-- start of DATA PROVIDED --

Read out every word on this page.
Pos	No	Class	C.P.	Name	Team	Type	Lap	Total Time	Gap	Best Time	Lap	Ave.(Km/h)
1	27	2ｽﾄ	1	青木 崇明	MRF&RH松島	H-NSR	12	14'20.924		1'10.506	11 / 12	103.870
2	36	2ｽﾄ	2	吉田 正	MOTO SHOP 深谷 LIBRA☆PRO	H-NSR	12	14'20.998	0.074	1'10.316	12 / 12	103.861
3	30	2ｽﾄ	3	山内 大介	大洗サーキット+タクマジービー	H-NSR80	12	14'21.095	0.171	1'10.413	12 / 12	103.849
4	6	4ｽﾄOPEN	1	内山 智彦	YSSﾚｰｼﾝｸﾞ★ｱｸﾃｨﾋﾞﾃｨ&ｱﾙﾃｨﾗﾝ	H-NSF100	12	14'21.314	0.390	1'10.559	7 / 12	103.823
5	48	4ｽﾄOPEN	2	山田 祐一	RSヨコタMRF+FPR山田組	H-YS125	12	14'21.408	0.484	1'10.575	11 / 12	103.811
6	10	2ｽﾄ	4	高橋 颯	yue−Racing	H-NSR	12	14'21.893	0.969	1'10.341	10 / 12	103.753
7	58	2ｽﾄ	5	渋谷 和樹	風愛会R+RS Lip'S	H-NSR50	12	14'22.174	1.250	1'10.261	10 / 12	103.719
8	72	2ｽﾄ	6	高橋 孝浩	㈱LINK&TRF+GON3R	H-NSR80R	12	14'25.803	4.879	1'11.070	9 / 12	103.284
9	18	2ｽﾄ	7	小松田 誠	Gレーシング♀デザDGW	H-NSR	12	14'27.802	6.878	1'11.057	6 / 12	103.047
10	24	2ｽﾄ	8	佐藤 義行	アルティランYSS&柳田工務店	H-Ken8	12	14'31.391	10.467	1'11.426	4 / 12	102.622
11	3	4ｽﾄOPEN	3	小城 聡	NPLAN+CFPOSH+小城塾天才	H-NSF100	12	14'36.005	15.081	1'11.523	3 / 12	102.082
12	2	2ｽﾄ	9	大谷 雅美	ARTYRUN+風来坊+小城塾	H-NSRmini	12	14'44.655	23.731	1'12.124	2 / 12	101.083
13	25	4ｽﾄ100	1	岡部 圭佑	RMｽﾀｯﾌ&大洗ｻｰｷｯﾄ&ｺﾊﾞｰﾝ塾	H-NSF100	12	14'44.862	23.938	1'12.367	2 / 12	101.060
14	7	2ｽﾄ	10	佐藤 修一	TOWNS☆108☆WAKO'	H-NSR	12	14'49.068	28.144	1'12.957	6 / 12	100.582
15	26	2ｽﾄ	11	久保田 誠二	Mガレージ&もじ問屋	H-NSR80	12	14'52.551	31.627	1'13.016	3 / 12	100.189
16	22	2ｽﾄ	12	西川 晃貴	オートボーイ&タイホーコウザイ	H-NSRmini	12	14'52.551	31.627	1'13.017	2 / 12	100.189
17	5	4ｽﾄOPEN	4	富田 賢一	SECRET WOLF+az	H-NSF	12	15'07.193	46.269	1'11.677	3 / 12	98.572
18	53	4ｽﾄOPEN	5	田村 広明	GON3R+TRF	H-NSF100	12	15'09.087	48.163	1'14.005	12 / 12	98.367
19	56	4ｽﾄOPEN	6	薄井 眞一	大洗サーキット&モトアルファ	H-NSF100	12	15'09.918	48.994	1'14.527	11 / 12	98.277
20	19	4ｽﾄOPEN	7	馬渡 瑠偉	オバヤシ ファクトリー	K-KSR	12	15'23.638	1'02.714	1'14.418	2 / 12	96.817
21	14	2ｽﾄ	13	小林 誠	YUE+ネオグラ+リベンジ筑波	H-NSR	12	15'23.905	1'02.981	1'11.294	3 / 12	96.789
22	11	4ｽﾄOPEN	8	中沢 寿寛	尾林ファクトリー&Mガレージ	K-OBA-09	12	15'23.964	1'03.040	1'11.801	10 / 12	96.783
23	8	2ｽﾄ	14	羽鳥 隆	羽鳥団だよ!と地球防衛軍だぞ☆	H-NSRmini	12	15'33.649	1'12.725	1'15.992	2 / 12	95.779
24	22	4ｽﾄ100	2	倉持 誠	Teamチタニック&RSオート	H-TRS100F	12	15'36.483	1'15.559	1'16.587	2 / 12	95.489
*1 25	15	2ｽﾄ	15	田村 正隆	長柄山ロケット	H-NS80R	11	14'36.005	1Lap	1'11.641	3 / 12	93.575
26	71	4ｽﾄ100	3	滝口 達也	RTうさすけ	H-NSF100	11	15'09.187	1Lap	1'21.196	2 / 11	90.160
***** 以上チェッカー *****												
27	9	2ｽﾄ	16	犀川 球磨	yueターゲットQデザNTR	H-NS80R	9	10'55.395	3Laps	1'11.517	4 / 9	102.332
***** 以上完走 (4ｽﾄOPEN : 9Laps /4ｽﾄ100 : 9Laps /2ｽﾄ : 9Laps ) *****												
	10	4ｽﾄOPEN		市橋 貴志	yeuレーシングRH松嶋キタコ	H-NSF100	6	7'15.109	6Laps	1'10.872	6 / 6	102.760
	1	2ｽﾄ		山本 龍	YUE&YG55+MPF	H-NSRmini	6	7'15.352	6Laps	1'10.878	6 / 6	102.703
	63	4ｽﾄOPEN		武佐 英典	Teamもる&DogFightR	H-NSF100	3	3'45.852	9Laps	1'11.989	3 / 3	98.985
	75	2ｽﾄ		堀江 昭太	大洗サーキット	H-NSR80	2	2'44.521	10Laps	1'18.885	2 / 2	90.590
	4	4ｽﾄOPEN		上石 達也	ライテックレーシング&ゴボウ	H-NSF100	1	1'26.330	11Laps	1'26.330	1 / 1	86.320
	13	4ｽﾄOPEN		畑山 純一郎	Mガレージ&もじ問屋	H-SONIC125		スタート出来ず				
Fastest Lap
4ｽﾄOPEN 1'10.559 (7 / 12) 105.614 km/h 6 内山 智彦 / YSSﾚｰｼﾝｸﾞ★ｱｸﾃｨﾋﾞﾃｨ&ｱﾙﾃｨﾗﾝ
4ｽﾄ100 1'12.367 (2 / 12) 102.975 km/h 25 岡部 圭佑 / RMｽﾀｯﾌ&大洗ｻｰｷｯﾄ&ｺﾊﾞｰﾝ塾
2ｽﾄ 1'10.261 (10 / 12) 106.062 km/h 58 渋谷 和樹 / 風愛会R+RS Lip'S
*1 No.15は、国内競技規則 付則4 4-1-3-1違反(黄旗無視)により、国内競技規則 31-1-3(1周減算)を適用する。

-- end of DATA PROVIDED --

▸ JOB
Of all the lines above, how many contain the word "ｱﾙﾃｨﾗﾝ"? Give the number and nothing else.

▸ RESPONSE TO THE EXERCISE
2